### Prompt:
Give the records back in full, exactly as they read.

### Dataset extract:

#####

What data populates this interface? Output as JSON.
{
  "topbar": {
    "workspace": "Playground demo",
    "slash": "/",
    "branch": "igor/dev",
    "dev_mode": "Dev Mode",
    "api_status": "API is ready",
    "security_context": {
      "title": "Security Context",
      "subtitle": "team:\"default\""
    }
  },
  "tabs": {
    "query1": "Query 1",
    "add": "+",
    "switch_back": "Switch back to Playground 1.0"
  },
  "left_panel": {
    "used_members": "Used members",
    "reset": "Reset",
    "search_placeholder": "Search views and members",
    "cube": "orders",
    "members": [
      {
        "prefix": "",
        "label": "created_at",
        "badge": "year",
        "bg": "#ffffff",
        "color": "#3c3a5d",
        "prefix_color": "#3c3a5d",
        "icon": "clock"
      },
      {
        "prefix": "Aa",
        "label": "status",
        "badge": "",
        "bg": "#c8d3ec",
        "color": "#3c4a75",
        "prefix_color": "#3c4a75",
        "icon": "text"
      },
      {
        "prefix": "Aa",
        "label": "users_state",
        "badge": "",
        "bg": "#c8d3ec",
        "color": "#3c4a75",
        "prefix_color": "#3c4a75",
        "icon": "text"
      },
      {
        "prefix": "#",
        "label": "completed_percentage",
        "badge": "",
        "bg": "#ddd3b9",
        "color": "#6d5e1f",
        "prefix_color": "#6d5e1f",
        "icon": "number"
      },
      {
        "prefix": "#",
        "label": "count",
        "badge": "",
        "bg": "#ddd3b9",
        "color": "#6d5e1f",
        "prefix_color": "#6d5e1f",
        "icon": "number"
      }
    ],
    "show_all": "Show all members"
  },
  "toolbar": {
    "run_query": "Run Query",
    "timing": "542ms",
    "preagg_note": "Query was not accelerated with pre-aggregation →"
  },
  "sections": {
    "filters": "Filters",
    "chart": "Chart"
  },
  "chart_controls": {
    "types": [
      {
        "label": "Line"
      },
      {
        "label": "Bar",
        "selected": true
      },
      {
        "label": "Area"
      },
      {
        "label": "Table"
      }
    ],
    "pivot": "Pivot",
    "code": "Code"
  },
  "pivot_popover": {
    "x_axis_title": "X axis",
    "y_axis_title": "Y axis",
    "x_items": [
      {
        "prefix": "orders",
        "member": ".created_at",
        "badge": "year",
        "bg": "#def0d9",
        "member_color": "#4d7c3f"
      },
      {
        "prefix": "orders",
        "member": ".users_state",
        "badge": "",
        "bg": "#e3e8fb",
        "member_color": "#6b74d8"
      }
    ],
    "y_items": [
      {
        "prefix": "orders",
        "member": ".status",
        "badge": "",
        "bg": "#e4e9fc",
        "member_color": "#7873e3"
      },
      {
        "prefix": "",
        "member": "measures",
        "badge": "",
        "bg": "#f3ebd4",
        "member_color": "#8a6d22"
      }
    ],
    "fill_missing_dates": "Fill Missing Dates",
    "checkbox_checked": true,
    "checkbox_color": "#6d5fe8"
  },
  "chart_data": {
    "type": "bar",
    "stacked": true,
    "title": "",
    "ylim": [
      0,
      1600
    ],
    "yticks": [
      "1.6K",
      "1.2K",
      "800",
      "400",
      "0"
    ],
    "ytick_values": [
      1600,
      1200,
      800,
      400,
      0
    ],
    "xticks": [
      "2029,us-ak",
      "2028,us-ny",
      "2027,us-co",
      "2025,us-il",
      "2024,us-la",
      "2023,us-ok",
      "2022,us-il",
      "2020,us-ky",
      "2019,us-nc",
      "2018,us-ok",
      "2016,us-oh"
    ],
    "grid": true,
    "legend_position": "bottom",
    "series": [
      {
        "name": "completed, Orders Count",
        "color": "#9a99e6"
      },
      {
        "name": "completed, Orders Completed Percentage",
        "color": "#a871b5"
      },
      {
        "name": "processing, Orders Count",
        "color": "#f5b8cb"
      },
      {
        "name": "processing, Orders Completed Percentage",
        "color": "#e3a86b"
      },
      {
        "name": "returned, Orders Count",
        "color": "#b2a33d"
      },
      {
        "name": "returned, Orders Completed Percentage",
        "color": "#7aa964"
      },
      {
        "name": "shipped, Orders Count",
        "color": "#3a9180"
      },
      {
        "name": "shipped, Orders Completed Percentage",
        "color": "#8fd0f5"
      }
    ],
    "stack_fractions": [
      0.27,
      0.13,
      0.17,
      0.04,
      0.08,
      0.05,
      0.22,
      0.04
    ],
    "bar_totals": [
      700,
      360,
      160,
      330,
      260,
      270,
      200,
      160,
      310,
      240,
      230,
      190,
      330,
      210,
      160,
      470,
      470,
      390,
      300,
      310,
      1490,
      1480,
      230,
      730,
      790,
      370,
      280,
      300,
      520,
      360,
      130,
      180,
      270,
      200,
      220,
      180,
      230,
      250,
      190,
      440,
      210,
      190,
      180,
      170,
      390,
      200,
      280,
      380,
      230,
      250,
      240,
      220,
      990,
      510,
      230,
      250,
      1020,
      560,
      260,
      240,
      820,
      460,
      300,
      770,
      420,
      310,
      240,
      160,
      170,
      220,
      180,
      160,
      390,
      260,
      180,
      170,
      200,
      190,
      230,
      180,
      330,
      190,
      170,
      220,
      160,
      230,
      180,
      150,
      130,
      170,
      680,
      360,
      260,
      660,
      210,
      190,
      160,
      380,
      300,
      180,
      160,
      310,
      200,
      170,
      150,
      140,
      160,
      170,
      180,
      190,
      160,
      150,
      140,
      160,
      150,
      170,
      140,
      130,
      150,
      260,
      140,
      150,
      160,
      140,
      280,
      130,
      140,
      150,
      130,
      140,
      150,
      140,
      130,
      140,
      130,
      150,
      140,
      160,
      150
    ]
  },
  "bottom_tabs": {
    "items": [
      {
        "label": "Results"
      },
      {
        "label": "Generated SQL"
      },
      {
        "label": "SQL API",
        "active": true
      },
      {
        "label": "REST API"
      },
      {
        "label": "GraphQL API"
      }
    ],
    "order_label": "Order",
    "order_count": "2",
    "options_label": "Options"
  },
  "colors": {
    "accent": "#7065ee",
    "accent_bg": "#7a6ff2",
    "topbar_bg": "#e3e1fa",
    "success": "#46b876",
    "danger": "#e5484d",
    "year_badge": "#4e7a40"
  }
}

#####

### Answer:
What data populates this interface? Output as JSON.
{
  "topbar": {
    "workspace": "Playground demo",
    "slash": "/",
    "branch": "igor/dev",
    "dev_mode": "Dev Mode",
    "api_status": "API is ready",
    "security_context": {
      "title": "Security Context",
      "subtitle": "team:\"default\""
    }
  },
  "tabs": {
    "query1": "Query 1",
    "add": "+",
    "switch_back": "Switch back to Playground 1.0"
  },
  "left_panel": {
    "used_members": "Used members",
    "reset": "Reset",
    "search_placeholder": "Search views and members",
    "cube": "orders",
    "members": [
      {
        "prefix": "",
        "label": "created_at",
        "badge": "year",
        "bg": "#ffffff",
        "color": "#3c3a5d",
        "prefix_color": "#3c3a5d",
        "icon": "clock"
      },
      {
        "prefix": "Aa",
        "label": "status",
        "badge": "",
        "bg": "#c8d3ec",
        "color": "#3c4a75",
        "prefix_color": "#3c4a75",
        "icon": "text"
      },
      {
        "prefix": "Aa",
        "label": "users_state",
        "badge": "",
        "bg": "#c8d3ec",
        "color": "#3c4a75",
        "prefix_color": "#3c4a75",
        "icon": "text"
      },
      {
        "prefix": "#",
        "label": "completed_percentage",
        "badge": "",
        "bg": "#ddd3b9",
        "color": "#6d5e1f",
        "prefix_color": "#6d5e1f",
        "icon": "number"
      },
      {
        "prefix": "#",
        "label": "count",
        "badge": "",
        "bg": "#ddd3b9",
        "color": "#6d5e1f",
        "prefix_color": "#6d5e1f",
        "icon": "number"
      }
    ],
    "show_all": "Show all members"
  },
  "toolbar": {
    "run_query": "Run Query",
    "timing": "542ms",
    "preagg_note": "Query was not accelerated with pre-aggregation →"
  },
  "sections": {
    "filters": "Filters",
    "chart": "Chart"
  },
  "chart_controls": {
    "types": [
      {
        "label": "Line"
      },
      {
        "label": "Bar",
        "selected": true
      },
      {
        "label": "Area"
      },
      {
        "label": "Table"
      }
    ],
    "pivot": "Pivot",
    "code": "Code"
  },
  "pivot_popover": {
    "x_axis_title": "X axis",
    "y_axis_title": "Y axis",
    "x_items": [
      {
        "prefix": "orders",
        "member": ".created_at",
        "badge": "year",
        "bg": "#def0d9",
        "member_color": "#4d7c3f"
      },
      {
        "prefix": "orders",
        "member": ".users_state",
        "badge": "",
        "bg": "#e3e8fb",
        "member_color": "#6b74d8"
      }
    ],
    "y_items": [
      {
        "prefix": "orders",
        "member": ".status",
        "badge": "",
        "bg": "#e4e9fc",
        "member_color": "#7873e3"
      },
      {
        "prefix": "",
        "member": "measures",
        "badge": "",
        "bg": "#f3ebd4",
        "member_color": "#8a6d22"
      }
    ],
    "fill_missing_dates": "Fill Missing Dates",
    "checkbox_checked": true,
    "checkbox_color": "#6d5fe8"
  },
  "chart_data": {
    "type": "bar",
    "stacked": true,
    "title": "",
    "ylim": [
      0,
      1600
    ],
    "yticks": [
      "1.6K",
      "1.2K",
      "800",
      "400",
      "0"
    ],
    "ytick_values": [
      1600,
      1200,
      800,
      400,
      0
    ],
    "xticks": [
      "2029,us-ak",
      "2028,us-ny",
      "2027,us-co",
      "2025,us-il",
      "2024,us-la",
      "2023,us-ok",
      "2022,us-il",
      "2020,us-ky",
      "2019,us-nc",
      "2018,us-ok",
      "2016,us-oh"
    ],
    "grid": true,
    "legend_position": "bottom",
    "series": [
      {
        "name": "completed, Orders Count",
        "color": "#9a99e6"
      },
      {
        "name": "completed, Orders Completed Percentage",
        "color": "#a871b5"
      },
      {
        "name": "processing, Orders Count",
        "color": "#f5b8cb"
      },
      {
        "name": "processing, Orders Completed Percentage",
        "color": "#e3a86b"
      },
      {
        "name": "returned, Orders Count",
        "color": "#b2a33d"
      },
      {
        "name": "returned, Orders Completed Percentage",
        "color": "#7aa964"
      },
      {
        "name": "shipped, Orders Count",
        "color": "#3a9180"
      },
      {
        "name": "shipped, Orders Completed Percentage",
        "color": "#8fd0f5"
      }
    ],
    "stack_fractions": [
      0.27,
      0.13,
      0.17,
      0.04,
      0.08,
      0.05,
      0.22,
      0.04
    ],
    "bar_totals": [
      700,
      360,
      160,
      330,
      260,
      270,
      200,
      160,
      310,
      240,
      230,
      190,
      330,
      210,
      160,
      470,
      470,
      390,
      300,
      310,
      1490,
      1480,
      230,
      730,
      790,
      370,
      280,
      300,
      520,
      360,
      130,
      180,
      270,
      200,
      220,
      180,
      230,
      250,
      190,
      440,
      210,
      190,
      180,
      170,
      390,
      200,
      280,
      380,
      230,
      250,
      240,
      220,
      990,
      510,
      230,
      250,
      1020,
      560,
      260,
      240,
      820,
      460,
      300,
      770,
      420,
      310,
      240,
      160,
      170,
      220,
      180,
      160,
      390,
      260,
      180,
      170,
      200,
      190,
      230,
      180,
      330,
      190,
      170,
      220,
      160,
      230,
      180,
      150,
      130,
      170,
      680,
      360,
      260,
      660,
      210,
      190,
      160,
      380,
      300,
      180,
      160,
      310,
      200,
      170,
      150,
      140,
      160,
      170,
      180,
      190,
      160,
      150,
      140,
      160,
      150,
      170,
      140,
      130,
      150,
      260,
      140,
      150,
      160,
      140,
      280,
      130,
      140,
      150,
      130,
      140,
      150,
      140,
      130,
      140,
      130,
      150,
      140,
      160,
      150
    ]
  },
  "bottom_tabs": {
    "items": [
      {
        "label": "Results"
      },
      {
        "label": "Generated SQL"
      },
      {
        "label": "SQL API",
        "active": true
      },
      {
        "label": "REST API"
      },
      {
        "label": "GraphQL API"
      }
    ],
    "order_label": "Order",
    "order_count": "2",
    "options_label": "Options"
  },
  "colors": {
    "accent": "#7065ee",
    "accent_bg": "#7a6ff2",
    "topbar_bg": "#e3e1fa",
    "success": "#46b876",
    "danger": "#e5484d",
    "year_badge": "#4e7a40"
  }
}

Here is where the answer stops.